(Text provided begins)

I'm not discrediting EwDijkstra. I agree that ProgrammingIsMath, but I also believe MathIsModeling. Can you give a good reason we shouldn't use our natural modeling abilities, regardless of who invented what?

There is no "natural modeling ability" beyond a trivial level, all abilities are learnt and cultivated to get you beyond that trivial "natural talent" level. Take music for example: you might have a natural ability to play piano, good enough to get you some money if you play on the streets, in bars or at the parties, but to really do music with piano you have to go way beyond that and learn to approach the complexities of the music, you can't go beyond that basic level until you put enough effort and enough quality effort. There are really hard problems in programming and their essence is mathematical, there are also yet unsolved problem that you need to know to avoid. As Dijkstra's pointed out in http://www.cs.utexas.edu/users/EWD/ewd04xx/EWD898.PDF all these unmastered complexities, naturally give rise to the search for the Stone and the Elixir, and they make room for the charlatans who try to sell you the elixir (or the stone). Of course when you get the elixir you might feel very good for a while from the placebo effect. Please note the that EWD898 was written almost 20 years ago, but it surely reads like it was writen today.

(Text provided ends)
(Supplied information begins)

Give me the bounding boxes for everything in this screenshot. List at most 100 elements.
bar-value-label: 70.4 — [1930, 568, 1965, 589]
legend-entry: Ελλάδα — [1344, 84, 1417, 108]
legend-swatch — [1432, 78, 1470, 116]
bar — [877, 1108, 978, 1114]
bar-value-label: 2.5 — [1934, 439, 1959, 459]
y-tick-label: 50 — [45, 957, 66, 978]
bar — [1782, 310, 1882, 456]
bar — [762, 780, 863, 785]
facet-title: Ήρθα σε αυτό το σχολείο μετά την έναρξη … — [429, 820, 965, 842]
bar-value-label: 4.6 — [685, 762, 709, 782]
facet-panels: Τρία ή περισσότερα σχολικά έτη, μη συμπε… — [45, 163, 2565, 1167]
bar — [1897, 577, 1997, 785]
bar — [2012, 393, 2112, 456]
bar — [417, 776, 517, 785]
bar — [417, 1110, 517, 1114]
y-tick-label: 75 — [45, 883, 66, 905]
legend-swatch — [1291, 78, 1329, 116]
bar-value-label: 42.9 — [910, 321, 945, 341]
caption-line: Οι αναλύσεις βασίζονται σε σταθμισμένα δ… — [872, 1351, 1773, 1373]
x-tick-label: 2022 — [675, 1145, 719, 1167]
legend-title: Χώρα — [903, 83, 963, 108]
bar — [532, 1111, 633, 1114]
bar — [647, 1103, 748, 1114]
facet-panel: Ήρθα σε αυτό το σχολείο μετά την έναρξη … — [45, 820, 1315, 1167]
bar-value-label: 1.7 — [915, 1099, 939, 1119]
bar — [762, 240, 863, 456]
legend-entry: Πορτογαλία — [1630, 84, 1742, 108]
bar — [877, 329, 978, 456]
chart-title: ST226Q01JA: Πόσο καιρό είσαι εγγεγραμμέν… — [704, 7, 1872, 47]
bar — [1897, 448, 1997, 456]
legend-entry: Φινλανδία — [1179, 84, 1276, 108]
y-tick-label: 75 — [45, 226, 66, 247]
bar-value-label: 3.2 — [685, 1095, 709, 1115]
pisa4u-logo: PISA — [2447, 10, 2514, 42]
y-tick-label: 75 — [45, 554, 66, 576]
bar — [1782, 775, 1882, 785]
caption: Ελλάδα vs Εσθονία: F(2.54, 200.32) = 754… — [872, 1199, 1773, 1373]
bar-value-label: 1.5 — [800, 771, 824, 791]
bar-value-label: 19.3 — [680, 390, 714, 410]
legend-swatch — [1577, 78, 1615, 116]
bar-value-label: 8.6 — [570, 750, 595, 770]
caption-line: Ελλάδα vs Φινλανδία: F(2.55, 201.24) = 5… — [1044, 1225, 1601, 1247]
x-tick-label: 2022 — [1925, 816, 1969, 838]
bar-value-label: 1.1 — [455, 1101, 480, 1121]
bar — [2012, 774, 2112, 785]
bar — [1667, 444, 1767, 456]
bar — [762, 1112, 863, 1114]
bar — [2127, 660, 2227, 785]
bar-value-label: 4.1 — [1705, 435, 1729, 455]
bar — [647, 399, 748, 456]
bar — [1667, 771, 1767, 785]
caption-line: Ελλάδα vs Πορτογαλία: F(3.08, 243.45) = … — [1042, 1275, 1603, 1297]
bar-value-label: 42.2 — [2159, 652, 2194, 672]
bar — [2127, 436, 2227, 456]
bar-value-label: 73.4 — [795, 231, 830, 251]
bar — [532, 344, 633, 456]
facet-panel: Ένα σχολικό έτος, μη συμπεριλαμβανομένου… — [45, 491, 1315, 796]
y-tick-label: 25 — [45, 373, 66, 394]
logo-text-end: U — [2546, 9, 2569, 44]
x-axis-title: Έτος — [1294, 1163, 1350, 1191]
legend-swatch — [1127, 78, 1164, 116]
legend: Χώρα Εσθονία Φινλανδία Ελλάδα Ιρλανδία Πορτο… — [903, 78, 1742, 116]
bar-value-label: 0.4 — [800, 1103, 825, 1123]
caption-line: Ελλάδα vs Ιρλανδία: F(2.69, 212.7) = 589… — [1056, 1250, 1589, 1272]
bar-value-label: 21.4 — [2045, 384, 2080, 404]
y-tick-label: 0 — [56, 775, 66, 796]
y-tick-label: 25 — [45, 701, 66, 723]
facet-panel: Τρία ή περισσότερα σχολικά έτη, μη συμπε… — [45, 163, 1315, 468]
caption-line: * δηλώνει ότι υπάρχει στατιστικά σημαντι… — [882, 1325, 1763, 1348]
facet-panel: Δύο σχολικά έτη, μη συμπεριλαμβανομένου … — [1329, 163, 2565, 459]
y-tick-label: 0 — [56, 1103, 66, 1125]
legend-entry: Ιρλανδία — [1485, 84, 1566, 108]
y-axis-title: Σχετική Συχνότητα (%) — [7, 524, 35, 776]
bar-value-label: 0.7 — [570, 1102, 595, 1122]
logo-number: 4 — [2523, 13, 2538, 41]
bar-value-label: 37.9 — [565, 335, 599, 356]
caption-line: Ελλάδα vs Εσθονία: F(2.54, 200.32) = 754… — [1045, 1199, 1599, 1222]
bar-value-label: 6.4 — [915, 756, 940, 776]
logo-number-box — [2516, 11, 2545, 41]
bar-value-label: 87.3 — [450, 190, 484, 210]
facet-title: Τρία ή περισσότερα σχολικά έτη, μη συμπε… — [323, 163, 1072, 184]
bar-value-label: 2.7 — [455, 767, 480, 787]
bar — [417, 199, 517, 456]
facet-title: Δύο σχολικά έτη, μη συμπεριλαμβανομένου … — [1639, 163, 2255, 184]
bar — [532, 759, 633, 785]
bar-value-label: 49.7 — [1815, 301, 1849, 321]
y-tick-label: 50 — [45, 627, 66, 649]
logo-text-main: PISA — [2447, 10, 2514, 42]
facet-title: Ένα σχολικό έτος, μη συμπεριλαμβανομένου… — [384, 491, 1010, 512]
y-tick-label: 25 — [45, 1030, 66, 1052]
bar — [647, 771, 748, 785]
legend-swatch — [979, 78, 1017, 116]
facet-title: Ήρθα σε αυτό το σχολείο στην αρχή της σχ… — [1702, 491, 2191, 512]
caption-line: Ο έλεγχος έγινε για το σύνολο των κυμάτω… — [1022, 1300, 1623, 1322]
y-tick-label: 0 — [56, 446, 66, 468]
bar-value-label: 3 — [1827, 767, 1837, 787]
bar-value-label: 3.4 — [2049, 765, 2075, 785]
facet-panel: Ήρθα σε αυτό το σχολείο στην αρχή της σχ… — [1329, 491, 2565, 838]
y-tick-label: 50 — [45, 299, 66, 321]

(Supplied information ends)

**What to do:** Output the passage of the programming and math discussion starting with "I'm not discrediting" and going on through "who invented what?", copied word for word.

**Worked solution:**
I'm not discrediting EwDijkstra. I agree that ProgrammingIsMath, but I also believe MathIsModeling. Can you give a good reason we shouldn't use our natural modeling abilities, regardless of who invented what?